··· DATA SUPPLIED ···

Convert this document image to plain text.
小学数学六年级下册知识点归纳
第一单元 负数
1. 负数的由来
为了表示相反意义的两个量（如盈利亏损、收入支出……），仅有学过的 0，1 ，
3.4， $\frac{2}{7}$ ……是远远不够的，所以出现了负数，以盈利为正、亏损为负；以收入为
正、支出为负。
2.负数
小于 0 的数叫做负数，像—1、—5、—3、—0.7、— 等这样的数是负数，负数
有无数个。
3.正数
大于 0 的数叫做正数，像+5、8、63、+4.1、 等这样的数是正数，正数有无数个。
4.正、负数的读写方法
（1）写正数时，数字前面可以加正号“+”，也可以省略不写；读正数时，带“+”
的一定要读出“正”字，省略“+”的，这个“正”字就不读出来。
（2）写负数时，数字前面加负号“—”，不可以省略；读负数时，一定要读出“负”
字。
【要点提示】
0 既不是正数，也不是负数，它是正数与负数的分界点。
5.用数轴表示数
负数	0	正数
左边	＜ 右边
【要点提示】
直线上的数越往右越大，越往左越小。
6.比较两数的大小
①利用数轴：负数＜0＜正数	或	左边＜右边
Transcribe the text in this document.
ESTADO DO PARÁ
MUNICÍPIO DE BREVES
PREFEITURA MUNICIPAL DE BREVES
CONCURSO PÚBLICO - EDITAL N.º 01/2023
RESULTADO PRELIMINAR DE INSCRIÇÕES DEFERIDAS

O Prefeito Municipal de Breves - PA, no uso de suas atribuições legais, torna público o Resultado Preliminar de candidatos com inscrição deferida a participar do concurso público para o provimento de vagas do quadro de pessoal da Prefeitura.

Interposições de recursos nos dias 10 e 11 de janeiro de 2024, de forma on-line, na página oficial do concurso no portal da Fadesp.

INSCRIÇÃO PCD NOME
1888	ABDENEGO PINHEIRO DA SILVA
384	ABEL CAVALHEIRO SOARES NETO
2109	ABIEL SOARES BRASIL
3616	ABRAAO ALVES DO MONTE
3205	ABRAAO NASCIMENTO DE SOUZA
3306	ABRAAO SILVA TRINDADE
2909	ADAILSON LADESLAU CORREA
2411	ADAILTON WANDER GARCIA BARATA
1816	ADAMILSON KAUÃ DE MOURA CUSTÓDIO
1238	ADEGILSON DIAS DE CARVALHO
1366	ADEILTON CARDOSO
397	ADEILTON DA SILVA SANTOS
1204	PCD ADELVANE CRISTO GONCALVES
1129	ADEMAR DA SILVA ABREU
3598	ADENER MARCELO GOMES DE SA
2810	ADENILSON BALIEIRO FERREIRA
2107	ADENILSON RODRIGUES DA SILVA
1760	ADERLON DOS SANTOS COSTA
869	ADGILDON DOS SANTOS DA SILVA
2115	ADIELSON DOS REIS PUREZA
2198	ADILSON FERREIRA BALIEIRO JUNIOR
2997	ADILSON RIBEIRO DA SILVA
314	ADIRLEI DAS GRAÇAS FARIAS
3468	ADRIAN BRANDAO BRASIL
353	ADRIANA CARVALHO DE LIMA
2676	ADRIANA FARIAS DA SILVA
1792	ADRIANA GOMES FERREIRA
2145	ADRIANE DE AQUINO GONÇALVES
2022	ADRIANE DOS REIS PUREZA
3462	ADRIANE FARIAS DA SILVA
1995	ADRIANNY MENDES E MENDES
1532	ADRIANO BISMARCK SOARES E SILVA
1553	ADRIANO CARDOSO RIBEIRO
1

···

WRITTEN PROBLEM →
Identify the lines that contain the string "ADENILSON", and copy every one of them.

ANSWER TO THIS PROBLEM →
2810	ADENILSON BALIEIRO FERREIRA
2107	ADENILSON RODRIGUES DA SILVA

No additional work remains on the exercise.